**WORK TO DO**
Print the data exactly, leaving nothing out.

**GIVEN ENTRIES**
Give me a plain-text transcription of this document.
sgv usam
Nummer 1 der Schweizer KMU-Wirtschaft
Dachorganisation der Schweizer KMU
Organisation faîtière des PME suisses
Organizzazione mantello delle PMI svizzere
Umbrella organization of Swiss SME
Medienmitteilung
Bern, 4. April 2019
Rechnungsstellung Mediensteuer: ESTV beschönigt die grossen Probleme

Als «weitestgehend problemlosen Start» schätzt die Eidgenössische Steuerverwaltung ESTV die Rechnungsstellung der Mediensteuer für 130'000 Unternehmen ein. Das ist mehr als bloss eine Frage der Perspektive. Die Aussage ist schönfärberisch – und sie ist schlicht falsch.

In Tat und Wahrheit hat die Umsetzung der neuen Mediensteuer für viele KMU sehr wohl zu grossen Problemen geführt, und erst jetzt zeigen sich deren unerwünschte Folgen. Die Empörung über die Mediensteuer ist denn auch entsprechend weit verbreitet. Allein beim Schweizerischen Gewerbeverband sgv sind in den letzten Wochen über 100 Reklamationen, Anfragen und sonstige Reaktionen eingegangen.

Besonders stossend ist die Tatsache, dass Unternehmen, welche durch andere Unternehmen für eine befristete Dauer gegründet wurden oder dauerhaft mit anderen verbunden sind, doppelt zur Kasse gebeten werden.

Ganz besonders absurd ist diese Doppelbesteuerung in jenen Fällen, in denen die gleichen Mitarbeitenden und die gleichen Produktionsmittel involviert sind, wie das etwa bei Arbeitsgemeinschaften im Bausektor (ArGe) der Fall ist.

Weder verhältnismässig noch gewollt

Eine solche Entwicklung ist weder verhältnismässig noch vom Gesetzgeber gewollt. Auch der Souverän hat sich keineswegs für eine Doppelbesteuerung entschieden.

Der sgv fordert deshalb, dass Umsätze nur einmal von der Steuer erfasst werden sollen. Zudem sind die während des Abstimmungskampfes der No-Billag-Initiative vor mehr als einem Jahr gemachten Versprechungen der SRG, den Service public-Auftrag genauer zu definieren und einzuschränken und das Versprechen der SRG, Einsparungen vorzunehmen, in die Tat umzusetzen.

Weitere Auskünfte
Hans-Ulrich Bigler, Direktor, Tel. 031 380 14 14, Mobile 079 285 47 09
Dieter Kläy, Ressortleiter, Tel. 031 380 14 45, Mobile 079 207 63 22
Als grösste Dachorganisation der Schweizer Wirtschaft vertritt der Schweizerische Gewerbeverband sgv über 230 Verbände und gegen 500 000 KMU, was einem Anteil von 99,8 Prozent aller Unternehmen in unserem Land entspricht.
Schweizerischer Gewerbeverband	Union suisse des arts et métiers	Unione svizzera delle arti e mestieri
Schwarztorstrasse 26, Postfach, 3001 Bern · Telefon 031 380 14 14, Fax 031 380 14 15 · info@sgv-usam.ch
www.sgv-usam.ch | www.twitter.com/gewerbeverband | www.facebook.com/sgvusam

**CORRECT OUTPUT**
Give me a plain-text transcription of this document.
sgv usam
Nummer 1 der Schweizer KMU-Wirtschaft
Dachorganisation der Schweizer KMU
Organisation faîtière des PME suisses
Organizzazione mantello delle PMI svizzere
Umbrella organization of Swiss SME
Medienmitteilung
Bern, 4. April 2019
Rechnungsstellung Mediensteuer: ESTV beschönigt die grossen Probleme

Als «weitestgehend problemlosen Start» schätzt die Eidgenössische Steuerverwaltung ESTV die Rechnungsstellung der Mediensteuer für 130'000 Unternehmen ein. Das ist mehr als bloss eine Frage der Perspektive. Die Aussage ist schönfärberisch – und sie ist schlicht falsch.

In Tat und Wahrheit hat die Umsetzung der neuen Mediensteuer für viele KMU sehr wohl zu grossen Problemen geführt, und erst jetzt zeigen sich deren unerwünschte Folgen. Die Empörung über die Mediensteuer ist denn auch entsprechend weit verbreitet. Allein beim Schweizerischen Gewerbeverband sgv sind in den letzten Wochen über 100 Reklamationen, Anfragen und sonstige Reaktionen eingegangen.

Besonders stossend ist die Tatsache, dass Unternehmen, welche durch andere Unternehmen für eine befristete Dauer gegründet wurden oder dauerhaft mit anderen verbunden sind, doppelt zur Kasse gebeten werden.

Ganz besonders absurd ist diese Doppelbesteuerung in jenen Fällen, in denen die gleichen Mitarbeitenden und die gleichen Produktionsmittel involviert sind, wie das etwa bei Arbeitsgemeinschaften im Bausektor (ArGe) der Fall ist.

Weder verhältnismässig noch gewollt

Eine solche Entwicklung ist weder verhältnismässig noch vom Gesetzgeber gewollt. Auch der Souverän hat sich keineswegs für eine Doppelbesteuerung entschieden.

Der sgv fordert deshalb, dass Umsätze nur einmal von der Steuer erfasst werden sollen. Zudem sind die während des Abstimmungskampfes der No-Billag-Initiative vor mehr als einem Jahr gemachten Versprechungen der SRG, den Service public-Auftrag genauer zu definieren und einzuschränken und das Versprechen der SRG, Einsparungen vorzunehmen, in die Tat umzusetzen.

Weitere Auskünfte
Hans-Ulrich Bigler, Direktor, Tel. 031 380 14 14, Mobile 079 285 47 09
Dieter Kläy, Ressortleiter, Tel. 031 380 14 45, Mobile 079 207 63 22
Als grösste Dachorganisation der Schweizer Wirtschaft vertritt der Schweizerische Gewerbeverband sgv über 230 Verbände und gegen 500 000 KMU, was einem Anteil von 99,8 Prozent aller Unternehmen in unserem Land entspricht.
Schweizerischer Gewerbeverband	Union suisse des arts et métiers	Unione svizzera delle arti e mestieri
Schwarztorstrasse 26, Postfach, 3001 Bern · Telefon 031 380 14 14, Fax 031 380 14 15 · info@sgv-usam.ch
www.sgv-usam.ch | www.twitter.com/gewerbeverband | www.facebook.com/sgvusam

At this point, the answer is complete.